◆ Task to carry out: Below are some entries. Copy each line that holds the string "JSON".

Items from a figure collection
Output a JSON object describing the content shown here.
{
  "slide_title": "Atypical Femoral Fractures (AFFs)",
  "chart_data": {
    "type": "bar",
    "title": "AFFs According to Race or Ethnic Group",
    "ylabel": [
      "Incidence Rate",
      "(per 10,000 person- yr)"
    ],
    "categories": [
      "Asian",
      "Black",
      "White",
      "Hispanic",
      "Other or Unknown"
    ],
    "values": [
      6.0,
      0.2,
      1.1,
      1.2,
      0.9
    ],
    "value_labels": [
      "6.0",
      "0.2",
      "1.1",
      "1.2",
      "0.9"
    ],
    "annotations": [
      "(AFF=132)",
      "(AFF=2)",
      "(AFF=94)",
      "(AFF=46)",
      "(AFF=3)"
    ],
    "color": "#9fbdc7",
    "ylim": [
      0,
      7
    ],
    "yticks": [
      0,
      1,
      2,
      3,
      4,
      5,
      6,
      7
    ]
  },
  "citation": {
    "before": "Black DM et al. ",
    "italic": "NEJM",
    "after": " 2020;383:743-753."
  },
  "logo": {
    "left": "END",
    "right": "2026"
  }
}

---

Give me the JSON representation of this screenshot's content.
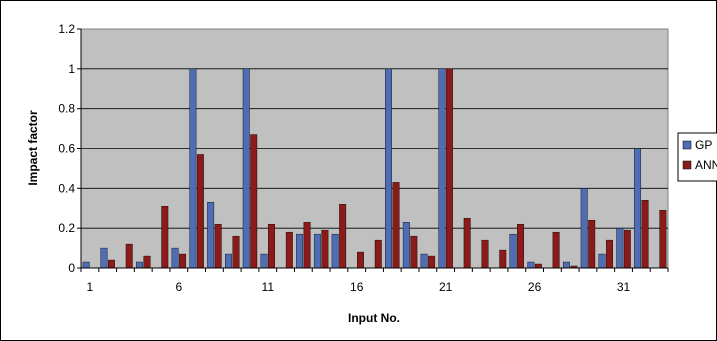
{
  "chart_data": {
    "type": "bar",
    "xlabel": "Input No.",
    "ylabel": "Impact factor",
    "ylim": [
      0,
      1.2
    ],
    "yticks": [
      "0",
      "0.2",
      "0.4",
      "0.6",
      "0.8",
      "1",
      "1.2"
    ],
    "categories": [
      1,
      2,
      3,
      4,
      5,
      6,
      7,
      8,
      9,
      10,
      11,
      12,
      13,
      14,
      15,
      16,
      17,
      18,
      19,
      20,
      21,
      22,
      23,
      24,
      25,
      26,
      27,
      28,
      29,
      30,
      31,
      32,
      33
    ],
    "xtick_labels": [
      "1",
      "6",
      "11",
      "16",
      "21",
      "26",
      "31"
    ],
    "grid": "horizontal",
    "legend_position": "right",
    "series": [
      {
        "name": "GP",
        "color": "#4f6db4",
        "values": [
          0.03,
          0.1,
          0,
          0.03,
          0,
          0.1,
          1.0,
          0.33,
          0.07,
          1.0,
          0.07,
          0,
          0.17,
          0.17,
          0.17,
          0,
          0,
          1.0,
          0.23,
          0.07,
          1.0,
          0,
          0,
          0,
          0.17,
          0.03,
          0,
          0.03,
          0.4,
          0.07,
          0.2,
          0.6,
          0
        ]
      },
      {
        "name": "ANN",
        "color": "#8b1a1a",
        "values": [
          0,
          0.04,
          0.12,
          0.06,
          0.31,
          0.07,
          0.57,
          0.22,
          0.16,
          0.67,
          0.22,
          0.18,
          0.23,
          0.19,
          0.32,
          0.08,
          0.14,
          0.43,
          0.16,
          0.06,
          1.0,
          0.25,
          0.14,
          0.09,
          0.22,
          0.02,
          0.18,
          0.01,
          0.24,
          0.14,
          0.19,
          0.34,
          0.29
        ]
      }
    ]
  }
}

◆ Result of this exercise:
Output a JSON object describing the content shown here.
Give me the JSON representation of this screenshot's content.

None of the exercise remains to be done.